### What to produce
Reproduce the listing that follows with no differences at all.

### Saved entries
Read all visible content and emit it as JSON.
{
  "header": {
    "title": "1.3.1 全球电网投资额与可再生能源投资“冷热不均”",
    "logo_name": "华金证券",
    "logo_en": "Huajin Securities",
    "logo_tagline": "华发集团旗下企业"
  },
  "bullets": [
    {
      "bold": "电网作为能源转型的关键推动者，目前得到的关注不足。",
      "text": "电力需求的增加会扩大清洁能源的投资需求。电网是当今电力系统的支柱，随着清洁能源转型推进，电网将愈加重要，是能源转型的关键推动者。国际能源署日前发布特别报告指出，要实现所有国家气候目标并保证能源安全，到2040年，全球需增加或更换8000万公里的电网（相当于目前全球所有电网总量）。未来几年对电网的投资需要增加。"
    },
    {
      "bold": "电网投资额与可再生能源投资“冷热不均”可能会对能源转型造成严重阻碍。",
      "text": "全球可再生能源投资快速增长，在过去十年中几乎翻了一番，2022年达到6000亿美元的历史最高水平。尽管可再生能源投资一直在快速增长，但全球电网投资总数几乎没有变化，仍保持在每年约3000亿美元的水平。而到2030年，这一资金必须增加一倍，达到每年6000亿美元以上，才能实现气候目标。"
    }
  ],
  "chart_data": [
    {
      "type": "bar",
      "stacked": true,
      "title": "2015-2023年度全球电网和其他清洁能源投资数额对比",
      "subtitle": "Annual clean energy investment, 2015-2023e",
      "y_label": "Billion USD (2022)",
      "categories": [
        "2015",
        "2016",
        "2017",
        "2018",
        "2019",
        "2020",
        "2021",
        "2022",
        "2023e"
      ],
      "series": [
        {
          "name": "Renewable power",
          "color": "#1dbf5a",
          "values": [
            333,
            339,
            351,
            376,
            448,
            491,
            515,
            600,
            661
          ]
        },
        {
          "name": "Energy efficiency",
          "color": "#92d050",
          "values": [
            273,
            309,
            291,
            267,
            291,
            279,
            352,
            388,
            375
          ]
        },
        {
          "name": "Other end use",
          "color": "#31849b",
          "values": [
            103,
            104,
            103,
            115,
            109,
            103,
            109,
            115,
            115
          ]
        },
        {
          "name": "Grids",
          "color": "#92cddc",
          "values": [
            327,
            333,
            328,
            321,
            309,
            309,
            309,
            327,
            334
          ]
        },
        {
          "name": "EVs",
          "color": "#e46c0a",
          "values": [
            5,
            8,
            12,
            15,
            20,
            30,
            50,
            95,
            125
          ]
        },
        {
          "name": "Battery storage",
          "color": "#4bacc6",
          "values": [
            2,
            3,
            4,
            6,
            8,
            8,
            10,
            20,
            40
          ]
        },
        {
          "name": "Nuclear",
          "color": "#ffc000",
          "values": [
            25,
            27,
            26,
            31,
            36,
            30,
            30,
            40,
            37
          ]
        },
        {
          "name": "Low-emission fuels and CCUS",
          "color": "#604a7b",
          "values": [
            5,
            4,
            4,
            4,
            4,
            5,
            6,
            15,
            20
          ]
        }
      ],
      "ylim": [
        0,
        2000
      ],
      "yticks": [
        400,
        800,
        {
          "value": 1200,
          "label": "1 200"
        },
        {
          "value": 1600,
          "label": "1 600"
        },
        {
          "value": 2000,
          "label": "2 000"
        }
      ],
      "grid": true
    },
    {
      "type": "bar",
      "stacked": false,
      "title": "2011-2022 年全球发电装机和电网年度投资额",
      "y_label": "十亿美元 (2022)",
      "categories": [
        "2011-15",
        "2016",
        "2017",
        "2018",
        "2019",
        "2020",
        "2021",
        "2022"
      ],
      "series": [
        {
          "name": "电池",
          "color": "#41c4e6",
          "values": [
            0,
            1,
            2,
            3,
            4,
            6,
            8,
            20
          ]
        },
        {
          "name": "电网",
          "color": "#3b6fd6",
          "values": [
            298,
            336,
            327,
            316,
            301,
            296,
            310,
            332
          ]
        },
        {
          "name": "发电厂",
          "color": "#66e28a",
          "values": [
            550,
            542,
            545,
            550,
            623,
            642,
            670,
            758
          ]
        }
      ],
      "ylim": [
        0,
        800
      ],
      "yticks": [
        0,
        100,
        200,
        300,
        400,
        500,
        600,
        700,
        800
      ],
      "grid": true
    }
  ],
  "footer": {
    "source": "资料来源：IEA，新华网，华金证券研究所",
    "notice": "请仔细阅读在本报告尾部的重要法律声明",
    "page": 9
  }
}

### Written solution
Read all visible content and emit it as JSON.
{
  "header": {
    "title": "1.3.1 全球电网投资额与可再生能源投资“冷热不均”",
    "logo_name": "华金证券",
    "logo_en": "Huajin Securities",
    "logo_tagline": "华发集团旗下企业"
  },
  "bullets": [
    {
      "bold": "电网作为能源转型的关键推动者，目前得到的关注不足。",
      "text": "电力需求的增加会扩大清洁能源的投资需求。电网是当今电力系统的支柱，随着清洁能源转型推进，电网将愈加重要，是能源转型的关键推动者。国际能源署日前发布特别报告指出，要实现所有国家气候目标并保证能源安全，到2040年，全球需增加或更换8000万公里的电网（相当于目前全球所有电网总量）。未来几年对电网的投资需要增加。"
    },
    {
      "bold": "电网投资额与可再生能源投资“冷热不均”可能会对能源转型造成严重阻碍。",
      "text": "全球可再生能源投资快速增长，在过去十年中几乎翻了一番，2022年达到6000亿美元的历史最高水平。尽管可再生能源投资一直在快速增长，但全球电网投资总数几乎没有变化，仍保持在每年约3000亿美元的水平。而到2030年，这一资金必须增加一倍，达到每年6000亿美元以上，才能实现气候目标。"
    }
  ],
  "chart_data": [
    {
      "type": "bar",
      "stacked": true,
      "title": "2015-2023年度全球电网和其他清洁能源投资数额对比",
      "subtitle": "Annual clean energy investment, 2015-2023e",
      "y_label": "Billion USD (2022)",
      "categories": [
        "2015",
        "2016",
        "2017",
        "2018",
        "2019",
        "2020",
        "2021",
        "2022",
        "2023e"
      ],
      "series": [
        {
          "name": "Renewable power",
          "color": "#1dbf5a",
          "values": [
            333,
            339,
            351,
            376,
            448,
            491,
            515,
            600,
            661
          ]
        },
        {
          "name": "Energy efficiency",
          "color": "#92d050",
          "values": [
            273,
            309,
            291,
            267,
            291,
            279,
            352,
            388,
            375
          ]
        },
        {
          "name": "Other end use",
          "color": "#31849b",
          "values": [
            103,
            104,
            103,
            115,
            109,
            103,
            109,
            115,
            115
          ]
        },
        {
          "name": "Grids",
          "color": "#92cddc",
          "values": [
            327,
            333,
            328,
            321,
            309,
            309,
            309,
            327,
            334
          ]
        },
        {
          "name": "EVs",
          "color": "#e46c0a",
          "values": [
            5,
            8,
            12,
            15,
            20,
            30,
            50,
            95,
            125
          ]
        },
        {
          "name": "Battery storage",
          "color": "#4bacc6",
          "values": [
            2,
            3,
            4,
            6,
            8,
            8,
            10,
            20,
            40
          ]
        },
        {
          "name": "Nuclear",
          "color": "#ffc000",
          "values": [
            25,
            27,
            26,
            31,
            36,
            30,
            30,
            40,
            37
          ]
        },
        {
          "name": "Low-emission fuels and CCUS",
          "color": "#604a7b",
          "values": [
            5,
            4,
            4,
            4,
            4,
            5,
            6,
            15,
            20
          ]
        }
      ],
      "ylim": [
        0,
        2000
      ],
      "yticks": [
        400,
        800,
        {
          "value": 1200,
          "label": "1 200"
        },
        {
          "value": 1600,
          "label": "1 600"
        },
        {
          "value": 2000,
          "label": "2 000"
        }
      ],
      "grid": true
    },
    {
      "type": "bar",
      "stacked": false,
      "title": "2011-2022 年全球发电装机和电网年度投资额",
      "y_label": "十亿美元 (2022)",
      "categories": [
        "2011-15",
        "2016",
        "2017",
        "2018",
        "2019",
        "2020",
        "2021",
        "2022"
      ],
      "series": [
        {
          "name": "电池",
          "color": "#41c4e6",
          "values": [
            0,
            1,
            2,
            3,
            4,
            6,
            8,
            20
          ]
        },
        {
          "name": "电网",
          "color": "#3b6fd6",
          "values": [
            298,
            336,
            327,
            316,
            301,
            296,
            310,
            332
          ]
        },
        {
          "name": "发电厂",
          "color": "#66e28a",
          "values": [
            550,
            542,
            545,
            550,
            623,
            642,
            670,
            758
          ]
        }
      ],
      "ylim": [
        0,
        800
      ],
      "yticks": [
        0,
        100,
        200,
        300,
        400,
        500,
        600,
        700,
        800
      ],
      "grid": true
    }
  ],
  "footer": {
    "source": "资料来源：IEA，新华网，华金证券研究所",
    "notice": "请仔细阅读在本报告尾部的重要法律声明",
    "page": 9
  }
}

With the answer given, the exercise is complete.